▼▼▼

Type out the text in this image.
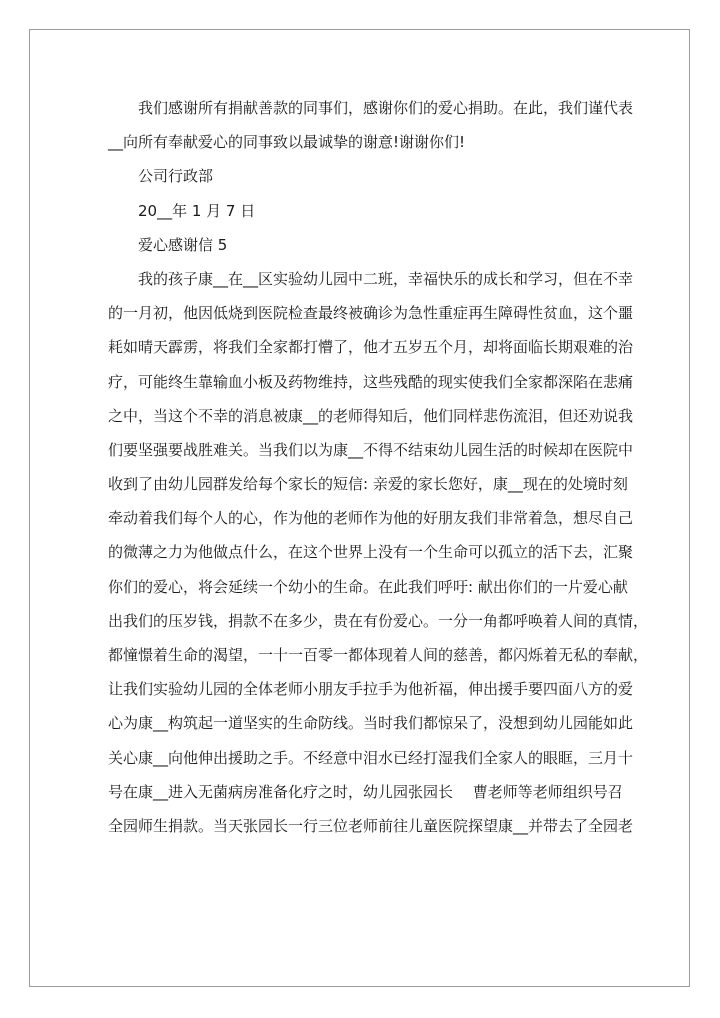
我们感谢所有捐献善款的同事们，感谢你们的爱心捐助。在此，我们谨代表
__向所有奉献爱心的同事致以最诚挚的谢意!谢谢你们!
公司行政部
20__年 1 月 7 日
爱心感谢信 5
我的孩子康__在__区实验幼儿园中二班，幸福快乐的成长和学习，但在不幸
的一月初，他因低烧到医院检查最终被确诊为急性重症再生障碍性贫血，这个噩
耗如晴天霹雳，将我们全家都打懵了，他才五岁五个月，却将面临长期艰难的治
疗，可能终生靠输血小板及药物维持，这些残酷的现实使我们全家都深陷在悲痛
之中，当这个不幸的消息被康__的老师得知后，他们同样悲伤流泪，但还劝说我
们要坚强要战胜难关。当我们以为康__不得不结束幼儿园生活的时候却在医院中
收到了由幼儿园群发给每个家长的短信: 亲爱的家长您好，康__现在的处境时刻
牵动着我们每个人的心，作为他的老师作为他的好朋友我们非常着急，想尽自己
的微薄之力为他做点什么，在这个世界上没有一个生命可以孤立的活下去，汇聚
你们的爱心，将会延续一个幼小的生命。在此我们呼吁: 献出你们的一片爱心献
出我们的压岁钱，捐款不在多少，贵在有份爱心。一分一角都呼唤着人间的真情，
都憧憬着生命的渴望，一十一百零一都体现着人间的慈善，都闪烁着无私的奉献，
让我们实验幼儿园的全体老师小朋友手拉手为他祈福，伸出援手要四面八方的爱
心为康__构筑起一道坚实的生命防线。当时我们都惊呆了，没想到幼儿园能如此
关心康__向他伸出援助之手。不经意中泪水已经打湿我们全家人的眼眶，三月十
号在康__进入无菌病房准备化疗之时，幼儿园张园长 　曹老师等老师组织号召
全园师生捐款。当天张园长一行三位老师前往儿童医院探望康__并带去了全园老
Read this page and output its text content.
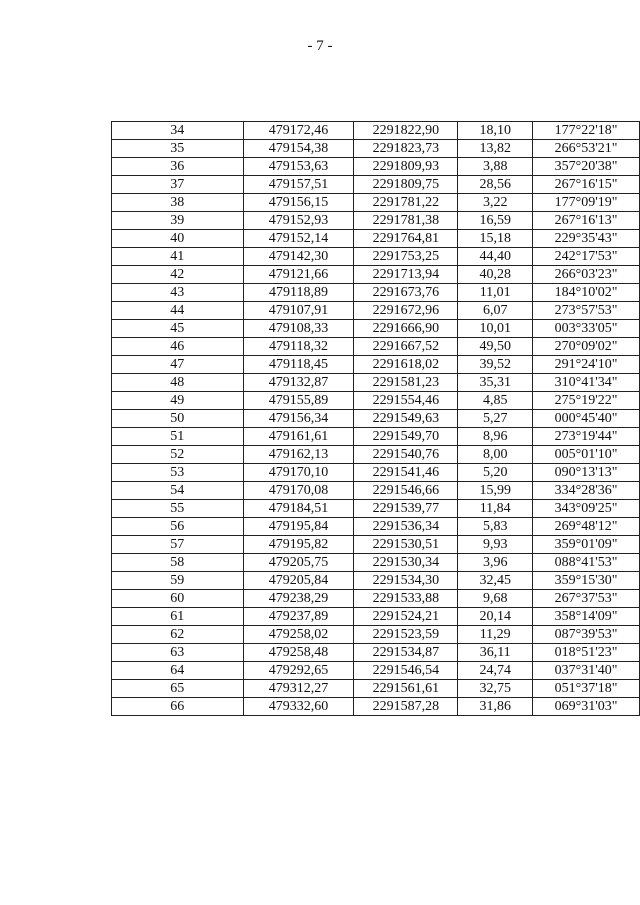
- 7 -
34	479172,46	2291822,90	18,10	177°22'18"
35	479154,38	2291823,73	13,82	266°53'21"
36	479153,63	2291809,93	3,88	357°20'38"
37	479157,51	2291809,75	28,56	267°16'15"
38	479156,15	2291781,22	3,22	177°09'19"
39	479152,93	2291781,38	16,59	267°16'13"
40	479152,14	2291764,81	15,18	229°35'43"
41	479142,30	2291753,25	44,40	242°17'53"
42	479121,66	2291713,94	40,28	266°03'23"
43	479118,89	2291673,76	11,01	184°10'02"
44	479107,91	2291672,96	6,07	273°57'53"
45	479108,33	2291666,90	10,01	003°33'05"
46	479118,32	2291667,52	49,50	270°09'02"
47	479118,45	2291618,02	39,52	291°24'10"
48	479132,87	2291581,23	35,31	310°41'34"
49	479155,89	2291554,46	4,85	275°19'22"
50	479156,34	2291549,63	5,27	000°45'40"
51	479161,61	2291549,70	8,96	273°19'44"
52	479162,13	2291540,76	8,00	005°01'10"
53	479170,10	2291541,46	5,20	090°13'13"
54	479170,08	2291546,66	15,99	334°28'36"
55	479184,51	2291539,77	11,84	343°09'25"
56	479195,84	2291536,34	5,83	269°48'12"
57	479195,82	2291530,51	9,93	359°01'09"
58	479205,75	2291530,34	3,96	088°41'53"
59	479205,84	2291534,30	32,45	359°15'30"
60	479238,29	2291533,88	9,68	267°37'53"
61	479237,89	2291524,21	20,14	358°14'09"
62	479258,02	2291523,59	11,29	087°39'53"
63	479258,48	2291534,87	36,11	018°51'23"
64	479292,65	2291546,54	24,74	037°31'40"
65	479312,27	2291561,61	32,75	051°37'18"
66	479332,60	2291587,28	31,86	069°31'03"
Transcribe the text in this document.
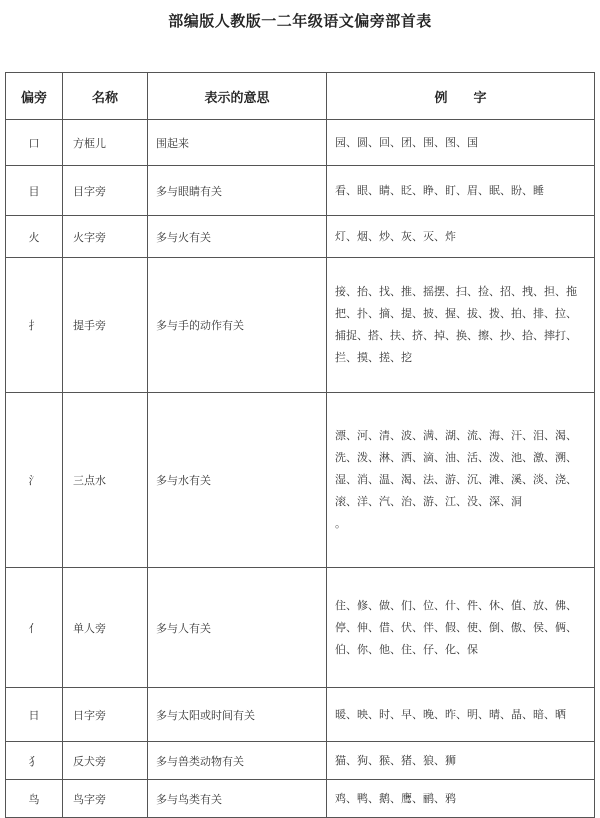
部编版人教版一二年级语文偏旁部首表
偏旁	名称	表示的意思	例　　字
口	方框儿	围起来	园、圆、回、团、围、图、国
目	目字旁	多与眼睛有关	看、眼、睛、眨、睁、盯、眉、眠、盼、睡
火	火字旁	多与火有关	灯、烟、炒、灰、灭、炸
扌	提手旁	多与手的动作有关	接、抬、找、推、摇摆、扫、捡、招、拽、担、拖把、扑、摘、提、披、握、拔、拨、拍、排、拉、捕捉、搭、扶、挤、掉、换、擦、抄、拾、摔打、拦、摸、搓、挖
氵	三点水	多与水有关	漂、河、清、波、满、湖、流、海、汗、泪、渴、洗、泼、淋、洒、滴、油、活、泼、池、激、溯、湿、消、温、渴、法、游、沉、滩、溪、淡、浇、滚、洋、汽、治、游、江、没、深、洞
。

亻	单人旁	多与人有关	住、修、做、们、位、什、件、休、值、放、佛、停、伸、借、伏、伴、假、使、倒、傲、侯、俩、伯、你、他、住、仔、化、保
日	日字旁	多与太阳或时间有关	暖、映、时、早、晚、昨、明、晴、晶、暗、晒
犭	反犬旁	多与兽类动物有关	猫、狗、猴、猪、狼、狮
鸟	鸟字旁	多与鸟类有关	鸡、鸭、鹅、鹰、鹂、鸦
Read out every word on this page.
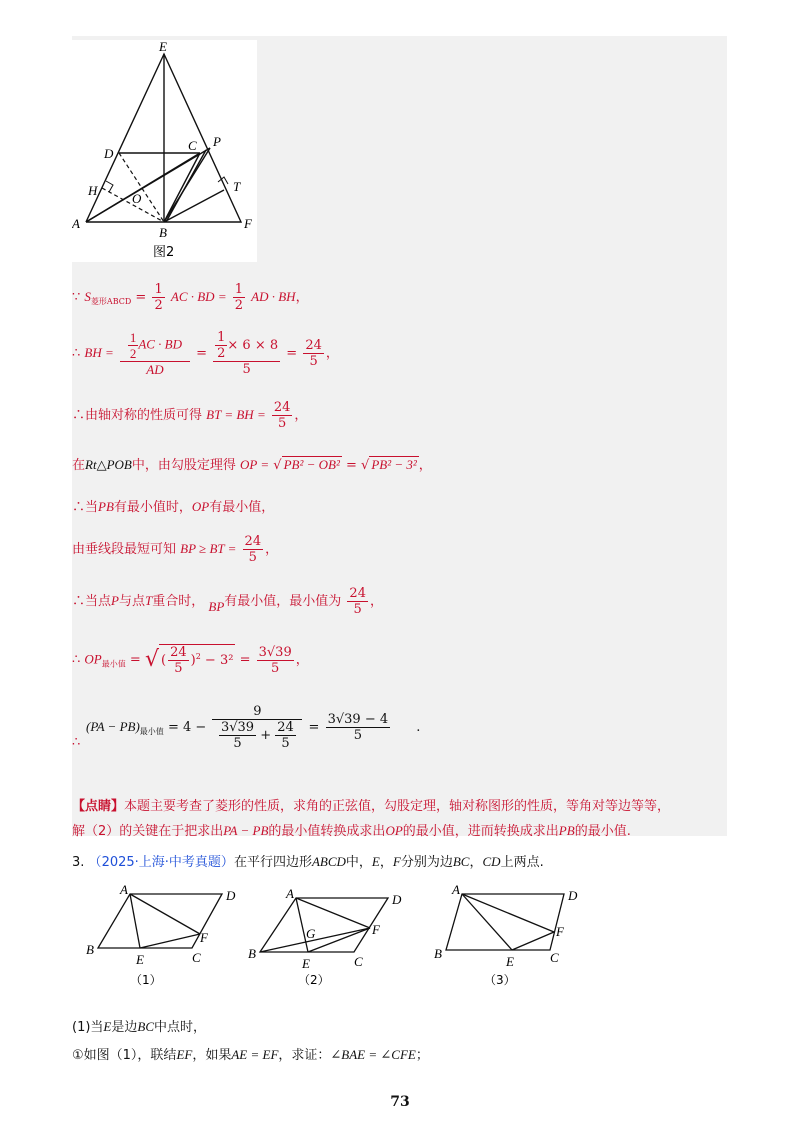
E
D
C P
H
O
T
A
B
F
图2
∵ $S_{菱形ABCD} = \frac{1}{2}$ AC · BD = $\frac{1}{2}$ AD · BH，
∴ BH = $\frac{\frac{1}{2} AC \cdot BD}{AD} = \frac{\frac{1}{2} \times 6 \times 8}{5} = \frac{24}{5}$ ，
∴由轴对称的性质可得 BT = BH = $\frac{24}{5}$ ，
在Rt△POB中，由勾股定理得 OP = √ PB² − OB² = √ PB² − 3² ，
∴当PB有最小值时，OP有最小值，
由垂线段最短可知 BP ≥ BT = $\frac{24}{5}$ ，
∴当点P与点T重合时， BP有最小值，最小值为 $\frac{24}{5}$ ，
∴ $OP_{最小值}$ = √ ( $\frac{24}{5} )^2 - 3^2 = \frac{3√39}{5}$ ，
∴
$(PA - PB)_{最小值} = 4 - \frac{9}{\frac{3√39}{5} + \frac{24}{5}} = \frac{3√39 - 4}{5}$ .
【点睛】本题主要考查了菱形的性质，求角的正弦值，勾股定理，轴对称图形的性质，等角对等边等等，
解（2）的关键在于把求出PA − PB的最小值转换成求出OP的最小值，进而转换成求出PB的最小值.
3. （2025·上海·中考真题）在平行四边形ABCD中，E，F分别为边BC，CD上两点.
A	D
B
E
F
C
（1）
A	D
G	F
B
E	C
（2）
A	D
F
B
E	C
（3）
(1)当E是边BC中点时，
①如图（1），联结EF，如果AE = EF，求证：∠BAE = ∠CFE；
73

▲▲▲

TASK REQUIREMENTS: Print out every entry above without changing a word, and leave out the pictures.

FULL RESPONSE:
Type out the text in this image.
我们感谢所有捐献善款的同事们，感谢你们的爱心捐助。在此，我们谨代表
__向所有奉献爱心的同事致以最诚挚的谢意!谢谢你们!
公司行政部
20__年 1 月 7 日
爱心感谢信 5
我的孩子康__在__区实验幼儿园中二班，幸福快乐的成长和学习，但在不幸
的一月初，他因低烧到医院检查最终被确诊为急性重症再生障碍性贫血，这个噩
耗如晴天霹雳，将我们全家都打懵了，他才五岁五个月，却将面临长期艰难的治
疗，可能终生靠输血小板及药物维持，这些残酷的现实使我们全家都深陷在悲痛
之中，当这个不幸的消息被康__的老师得知后，他们同样悲伤流泪，但还劝说我
们要坚强要战胜难关。当我们以为康__不得不结束幼儿园生活的时候却在医院中
收到了由幼儿园群发给每个家长的短信: 亲爱的家长您好，康__现在的处境时刻
牵动着我们每个人的心，作为他的老师作为他的好朋友我们非常着急，想尽自己
的微薄之力为他做点什么，在这个世界上没有一个生命可以孤立的活下去，汇聚
你们的爱心，将会延续一个幼小的生命。在此我们呼吁: 献出你们的一片爱心献
出我们的压岁钱，捐款不在多少，贵在有份爱心。一分一角都呼唤着人间的真情，
都憧憬着生命的渴望，一十一百零一都体现着人间的慈善，都闪烁着无私的奉献，
让我们实验幼儿园的全体老师小朋友手拉手为他祈福，伸出援手要四面八方的爱
心为康__构筑起一道坚实的生命防线。当时我们都惊呆了，没想到幼儿园能如此
关心康__向他伸出援助之手。不经意中泪水已经打湿我们全家人的眼眶，三月十
号在康__进入无菌病房准备化疗之时，幼儿园张园长 　曹老师等老师组织号召
全园师生捐款。当天张园长一行三位老师前往儿童医院探望康__并带去了全园老
Read this page and output its text content.
- 7 -
34	479172,46	2291822,90	18,10	177°22'18"
35	479154,38	2291823,73	13,82	266°53'21"
36	479153,63	2291809,93	3,88	357°20'38"
37	479157,51	2291809,75	28,56	267°16'15"
38	479156,15	2291781,22	3,22	177°09'19"
39	479152,93	2291781,38	16,59	267°16'13"
40	479152,14	2291764,81	15,18	229°35'43"
41	479142,30	2291753,25	44,40	242°17'53"
42	479121,66	2291713,94	40,28	266°03'23"
43	479118,89	2291673,76	11,01	184°10'02"
44	479107,91	2291672,96	6,07	273°57'53"
45	479108,33	2291666,90	10,01	003°33'05"
46	479118,32	2291667,52	49,50	270°09'02"
47	479118,45	2291618,02	39,52	291°24'10"
48	479132,87	2291581,23	35,31	310°41'34"
49	479155,89	2291554,46	4,85	275°19'22"
50	479156,34	2291549,63	5,27	000°45'40"
51	479161,61	2291549,70	8,96	273°19'44"
52	479162,13	2291540,76	8,00	005°01'10"
53	479170,10	2291541,46	5,20	090°13'13"
54	479170,08	2291546,66	15,99	334°28'36"
55	479184,51	2291539,77	11,84	343°09'25"
56	479195,84	2291536,34	5,83	269°48'12"
57	479195,82	2291530,51	9,93	359°01'09"
58	479205,75	2291530,34	3,96	088°41'53"
59	479205,84	2291534,30	32,45	359°15'30"
60	479238,29	2291533,88	9,68	267°37'53"
61	479237,89	2291524,21	20,14	358°14'09"
62	479258,02	2291523,59	11,29	087°39'53"
63	479258,48	2291534,87	36,11	018°51'23"
64	479292,65	2291546,54	24,74	037°31'40"
65	479312,27	2291561,61	32,75	051°37'18"
66	479332,60	2291587,28	31,86	069°31'03"
Transcribe the text in this document.
部编版人教版一二年级语文偏旁部首表
偏旁	名称	表示的意思	例　　字
口	方框儿	围起来	园、圆、回、团、围、图、国
目	目字旁	多与眼睛有关	看、眼、睛、眨、睁、盯、眉、眠、盼、睡
火	火字旁	多与火有关	灯、烟、炒、灰、灭、炸
扌	提手旁	多与手的动作有关	接、抬、找、推、摇摆、扫、捡、招、拽、担、拖把、扑、摘、提、披、握、拔、拨、拍、排、拉、捕捉、搭、扶、挤、掉、换、擦、抄、拾、摔打、拦、摸、搓、挖
氵	三点水	多与水有关	漂、河、清、波、满、湖、流、海、汗、泪、渴、洗、泼、淋、洒、滴、油、活、泼、池、激、溯、湿、消、温、渴、法、游、沉、滩、溪、淡、浇、滚、洋、汽、治、游、江、没、深、洞
。

亻	单人旁	多与人有关	住、修、做、们、位、什、件、休、值、放、佛、停、伸、借、伏、伴、假、使、倒、傲、侯、俩、伯、你、他、住、仔、化、保
日	日字旁	多与太阳或时间有关	暖、映、时、早、晚、昨、明、晴、晶、暗、晒
犭	反犬旁	多与兽类动物有关	猫、狗、猴、猪、狼、狮
鸟	鸟字旁	多与鸟类有关	鸡、鸭、鹅、鹰、鹂、鸦
Read out every word on this page.
E
D
C P
H
O
T
A
B
F
图2
∵ $S_{菱形ABCD} = \frac{1}{2}$ AC · BD = $\frac{1}{2}$ AD · BH，
∴ BH = $\frac{\frac{1}{2} AC \cdot BD}{AD} = \frac{\frac{1}{2} \times 6 \times 8}{5} = \frac{24}{5}$ ，
∴由轴对称的性质可得 BT = BH = $\frac{24}{5}$ ，
在Rt△POB中，由勾股定理得 OP = √ PB² − OB² = √ PB² − 3² ，
∴当PB有最小值时，OP有最小值，
由垂线段最短可知 BP ≥ BT = $\frac{24}{5}$ ，
∴当点P与点T重合时， BP有最小值，最小值为 $\frac{24}{5}$ ，
∴ $OP_{最小值}$ = √ ( $\frac{24}{5} )^2 - 3^2 = \frac{3√39}{5}$ ，
∴
$(PA - PB)_{最小值} = 4 - \frac{9}{\frac{3√39}{5} + \frac{24}{5}} = \frac{3√39 - 4}{5}$ .
【点睛】本题主要考查了菱形的性质，求角的正弦值，勾股定理，轴对称图形的性质，等角对等边等等，
解（2）的关键在于把求出PA − PB的最小值转换成求出OP的最小值，进而转换成求出PB的最小值.
3. （2025·上海·中考真题）在平行四边形ABCD中，E，F分别为边BC，CD上两点.
A	D
B
E
F
C
（1）
A	D
G	F
B
E	C
（2）
A	D
F
B
E	C
（3）
(1)当E是边BC中点时，
①如图（1），联结EF，如果AE = EF，求证：∠BAE = ∠CFE；
73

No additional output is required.